## Task data
--- START ---

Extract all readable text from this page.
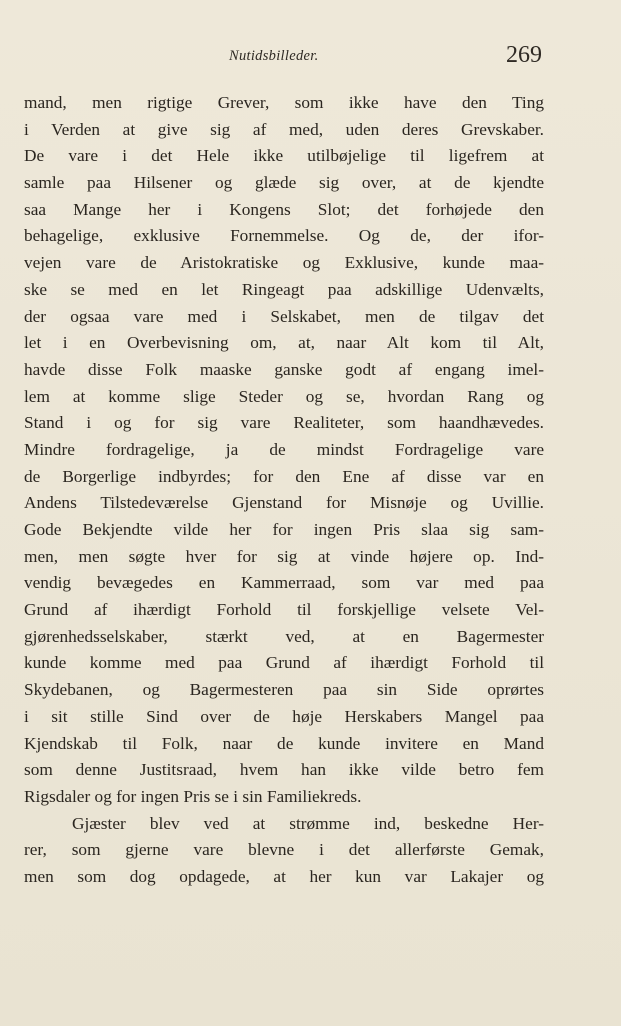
Nutidsbilleder.	269
mand, men rigtige Grever, som ikke have den Ting
i Verden at give sig af med, uden deres Grevskaber.
De vare i det Hele ikke utilbøjelige til ligefrem at
samle paa Hilsener og glæde sig over, at de kjendte
saa Mange her i Kongens Slot; det forhøjede den
behagelige, exklusive Fornemmelse. Og de, der ifor-
vejen vare de Aristokratiske og Exklusive, kunde maa-
ske se med en let Ringeagt paa adskillige Udenvælts,
der ogsaa vare med i Selskabet, men de tilgav det
let i en Overbevisning om, at, naar Alt kom til Alt,
havde disse Folk maaske ganske godt af engang imel-
lem at komme slige Steder og se, hvordan Rang og
Stand i og for sig vare Realiteter, som haandhævedes.
Mindre fordragelige, ja de mindst Fordragelige vare
de Borgerlige indbyrdes; for den Ene af disse var en
Andens Tilstedeværelse Gjenstand for Misnøje og Uvillie.
Gode Bekjendte vilde her for ingen Pris slaa sig sam-
men, men søgte hver for sig at vinde højere op. Ind-
vendig bevægedes en Kammerraad, som var med paa
Grund af ihærdigt Forhold til forskjellige velsete Vel-
gjørenhedsselskaber, stærkt ved, at en Bagermester
kunde komme med paa Grund af ihærdigt Forhold til
Skydebanen, og Bagermesteren paa sin Side oprørtes
i sit stille Sind over de høje Herskabers Mangel paa
Kjendskab til Folk, naar de kunde invitere en Mand
som denne Justitsraad, hvem han ikke vilde betro fem
Rigsdaler og for ingen Pris se i sin Familiekreds.
Gjæster blev ved at strømme ind, beskedne Her-
rer, som gjerne vare blevne i det allerførste Gemak,
men som dog opdagede, at her kun var Lakajer og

--- END ---

## Goal of the exercise
Write the material out again exactly as it appears, dropping the pictures.

## Solved problem
Extract all readable text from this page.
Nutidsbilleder.	269
mand, men rigtige Grever, som ikke have den Ting
i Verden at give sig af med, uden deres Grevskaber.
De vare i det Hele ikke utilbøjelige til ligefrem at
samle paa Hilsener og glæde sig over, at de kjendte
saa Mange her i Kongens Slot; det forhøjede den
behagelige, exklusive Fornemmelse. Og de, der ifor-
vejen vare de Aristokratiske og Exklusive, kunde maa-
ske se med en let Ringeagt paa adskillige Udenvælts,
der ogsaa vare med i Selskabet, men de tilgav det
let i en Overbevisning om, at, naar Alt kom til Alt,
havde disse Folk maaske ganske godt af engang imel-
lem at komme slige Steder og se, hvordan Rang og
Stand i og for sig vare Realiteter, som haandhævedes.
Mindre fordragelige, ja de mindst Fordragelige vare
de Borgerlige indbyrdes; for den Ene af disse var en
Andens Tilstedeværelse Gjenstand for Misnøje og Uvillie.
Gode Bekjendte vilde her for ingen Pris slaa sig sam-
men, men søgte hver for sig at vinde højere op. Ind-
vendig bevægedes en Kammerraad, som var med paa
Grund af ihærdigt Forhold til forskjellige velsete Vel-
gjørenhedsselskaber, stærkt ved, at en Bagermester
kunde komme med paa Grund af ihærdigt Forhold til
Skydebanen, og Bagermesteren paa sin Side oprørtes
i sit stille Sind over de høje Herskabers Mangel paa
Kjendskab til Folk, naar de kunde invitere en Mand
som denne Justitsraad, hvem han ikke vilde betro fem
Rigsdaler og for ingen Pris se i sin Familiekreds.
Gjæster blev ved at strømme ind, beskedne Her-
rer, som gjerne vare blevne i det allerførste Gemak,
men som dog opdagede, at her kun var Lakajer og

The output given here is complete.